Dataset

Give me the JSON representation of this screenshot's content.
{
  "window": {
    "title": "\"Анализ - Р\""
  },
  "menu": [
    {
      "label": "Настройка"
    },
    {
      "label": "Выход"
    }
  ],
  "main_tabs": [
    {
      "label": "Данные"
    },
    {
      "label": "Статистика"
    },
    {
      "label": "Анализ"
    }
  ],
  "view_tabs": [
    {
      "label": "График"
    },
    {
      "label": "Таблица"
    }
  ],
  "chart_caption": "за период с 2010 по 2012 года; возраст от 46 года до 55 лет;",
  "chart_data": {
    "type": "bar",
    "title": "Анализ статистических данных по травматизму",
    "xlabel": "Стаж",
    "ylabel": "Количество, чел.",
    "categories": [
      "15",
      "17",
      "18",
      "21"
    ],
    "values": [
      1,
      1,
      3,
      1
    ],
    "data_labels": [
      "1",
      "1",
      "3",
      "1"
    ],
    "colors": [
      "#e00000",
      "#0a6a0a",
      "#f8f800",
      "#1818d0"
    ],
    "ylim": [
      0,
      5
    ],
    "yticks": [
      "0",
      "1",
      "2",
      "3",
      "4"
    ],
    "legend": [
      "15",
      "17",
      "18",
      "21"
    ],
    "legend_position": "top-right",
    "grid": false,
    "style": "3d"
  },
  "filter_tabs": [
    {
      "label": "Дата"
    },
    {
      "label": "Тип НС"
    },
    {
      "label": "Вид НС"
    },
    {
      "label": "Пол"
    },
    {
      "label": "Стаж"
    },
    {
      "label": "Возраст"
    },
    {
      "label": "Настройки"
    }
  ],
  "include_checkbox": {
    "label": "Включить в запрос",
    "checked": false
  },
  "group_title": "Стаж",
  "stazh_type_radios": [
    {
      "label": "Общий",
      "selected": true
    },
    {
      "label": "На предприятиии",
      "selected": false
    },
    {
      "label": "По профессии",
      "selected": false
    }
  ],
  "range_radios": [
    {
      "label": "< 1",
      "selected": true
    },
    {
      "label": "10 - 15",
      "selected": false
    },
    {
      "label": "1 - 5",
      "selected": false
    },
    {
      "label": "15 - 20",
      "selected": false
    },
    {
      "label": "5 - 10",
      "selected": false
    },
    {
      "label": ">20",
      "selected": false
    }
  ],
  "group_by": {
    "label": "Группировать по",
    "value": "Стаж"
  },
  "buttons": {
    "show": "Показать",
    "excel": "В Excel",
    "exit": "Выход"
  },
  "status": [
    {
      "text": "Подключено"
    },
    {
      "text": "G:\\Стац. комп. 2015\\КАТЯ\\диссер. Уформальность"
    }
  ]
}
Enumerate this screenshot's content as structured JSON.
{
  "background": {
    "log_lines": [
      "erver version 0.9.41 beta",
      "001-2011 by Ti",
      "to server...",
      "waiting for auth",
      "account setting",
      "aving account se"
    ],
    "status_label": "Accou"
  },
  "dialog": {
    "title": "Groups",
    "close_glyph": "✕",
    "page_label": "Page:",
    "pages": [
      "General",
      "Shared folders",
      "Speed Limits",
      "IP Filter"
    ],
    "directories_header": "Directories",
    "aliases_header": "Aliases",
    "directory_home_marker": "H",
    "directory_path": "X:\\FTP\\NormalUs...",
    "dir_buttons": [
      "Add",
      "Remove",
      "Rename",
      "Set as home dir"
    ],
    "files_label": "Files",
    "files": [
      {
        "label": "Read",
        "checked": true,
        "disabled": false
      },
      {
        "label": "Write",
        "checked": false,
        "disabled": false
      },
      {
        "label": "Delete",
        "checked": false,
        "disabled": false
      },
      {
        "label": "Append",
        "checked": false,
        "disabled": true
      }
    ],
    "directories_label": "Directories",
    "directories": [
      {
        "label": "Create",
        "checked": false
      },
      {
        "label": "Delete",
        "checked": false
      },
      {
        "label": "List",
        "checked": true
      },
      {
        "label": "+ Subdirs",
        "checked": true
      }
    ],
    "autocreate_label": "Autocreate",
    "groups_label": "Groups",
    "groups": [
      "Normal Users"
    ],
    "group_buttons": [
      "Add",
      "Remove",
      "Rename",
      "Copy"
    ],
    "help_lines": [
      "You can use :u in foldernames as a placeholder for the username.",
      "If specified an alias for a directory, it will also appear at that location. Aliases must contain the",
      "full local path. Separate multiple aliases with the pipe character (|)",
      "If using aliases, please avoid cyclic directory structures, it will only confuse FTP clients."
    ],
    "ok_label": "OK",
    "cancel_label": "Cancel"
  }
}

What is required
Every record above needs to be repeated word for word.

Exercise response
Give me the JSON representation of this screenshot's content.
{
  "window": {
    "title": "\"Анализ - Р\""
  },
  "menu": [
    {
      "label": "Настройка"
    },
    {
      "label": "Выход"
    }
  ],
  "main_tabs": [
    {
      "label": "Данные"
    },
    {
      "label": "Статистика"
    },
    {
      "label": "Анализ"
    }
  ],
  "view_tabs": [
    {
      "label": "График"
    },
    {
      "label": "Таблица"
    }
  ],
  "chart_caption": "за период с 2010 по 2012 года; возраст от 46 года до 55 лет;",
  "chart_data": {
    "type": "bar",
    "title": "Анализ статистических данных по травматизму",
    "xlabel": "Стаж",
    "ylabel": "Количество, чел.",
    "categories": [
      "15",
      "17",
      "18",
      "21"
    ],
    "values": [
      1,
      1,
      3,
      1
    ],
    "data_labels": [
      "1",
      "1",
      "3",
      "1"
    ],
    "colors": [
      "#e00000",
      "#0a6a0a",
      "#f8f800",
      "#1818d0"
    ],
    "ylim": [
      0,
      5
    ],
    "yticks": [
      "0",
      "1",
      "2",
      "3",
      "4"
    ],
    "legend": [
      "15",
      "17",
      "18",
      "21"
    ],
    "legend_position": "top-right",
    "grid": false,
    "style": "3d"
  },
  "filter_tabs": [
    {
      "label": "Дата"
    },
    {
      "label": "Тип НС"
    },
    {
      "label": "Вид НС"
    },
    {
      "label": "Пол"
    },
    {
      "label": "Стаж"
    },
    {
      "label": "Возраст"
    },
    {
      "label": "Настройки"
    }
  ],
  "include_checkbox": {
    "label": "Включить в запрос",
    "checked": false
  },
  "group_title": "Стаж",
  "stazh_type_radios": [
    {
      "label": "Общий",
      "selected": true
    },
    {
      "label": "На предприятиии",
      "selected": false
    },
    {
      "label": "По профессии",
      "selected": false
    }
  ],
  "range_radios": [
    {
      "label": "< 1",
      "selected": true
    },
    {
      "label": "10 - 15",
      "selected": false
    },
    {
      "label": "1 - 5",
      "selected": false
    },
    {
      "label": "15 - 20",
      "selected": false
    },
    {
      "label": "5 - 10",
      "selected": false
    },
    {
      "label": ">20",
      "selected": false
    }
  ],
  "group_by": {
    "label": "Группировать по",
    "value": "Стаж"
  },
  "buttons": {
    "show": "Показать",
    "excel": "В Excel",
    "exit": "Выход"
  },
  "status": [
    {
      "text": "Подключено"
    },
    {
      "text": "G:\\Стац. комп. 2015\\КАТЯ\\диссер. Уформальность"
    }
  ]
}
Enumerate this screenshot's content as structured JSON.
{
  "background": {
    "log_lines": [
      "erver version 0.9.41 beta",
      "001-2011 by Ti",
      "to server...",
      "waiting for auth",
      "account setting",
      "aving account se"
    ],
    "status_label": "Accou"
  },
  "dialog": {
    "title": "Groups",
    "close_glyph": "✕",
    "page_label": "Page:",
    "pages": [
      "General",
      "Shared folders",
      "Speed Limits",
      "IP Filter"
    ],
    "directories_header": "Directories",
    "aliases_header": "Aliases",
    "directory_home_marker": "H",
    "directory_path": "X:\\FTP\\NormalUs...",
    "dir_buttons": [
      "Add",
      "Remove",
      "Rename",
      "Set as home dir"
    ],
    "files_label": "Files",
    "files": [
      {
        "label": "Read",
        "checked": true,
        "disabled": false
      },
      {
        "label": "Write",
        "checked": false,
        "disabled": false
      },
      {
        "label": "Delete",
        "checked": false,
        "disabled": false
      },
      {
        "label": "Append",
        "checked": false,
        "disabled": true
      }
    ],
    "directories_label": "Directories",
    "directories": [
      {
        "label": "Create",
        "checked": false
      },
      {
        "label": "Delete",
        "checked": false
      },
      {
        "label": "List",
        "checked": true
      },
      {
        "label": "+ Subdirs",
        "checked": true
      }
    ],
    "autocreate_label": "Autocreate",
    "groups_label": "Groups",
    "groups": [
      "Normal Users"
    ],
    "group_buttons": [
      "Add",
      "Remove",
      "Rename",
      "Copy"
    ],
    "help_lines": [
      "You can use :u in foldernames as a placeholder for the username.",
      "If specified an alias for a directory, it will also appear at that location. Aliases must contain the",
      "full local path. Separate multiple aliases with the pipe character (|)",
      "If using aliases, please avoid cyclic directory structures, it will only confuse FTP clients."
    ],
    "ok_label": "OK",
    "cancel_label": "Cancel"
  }
}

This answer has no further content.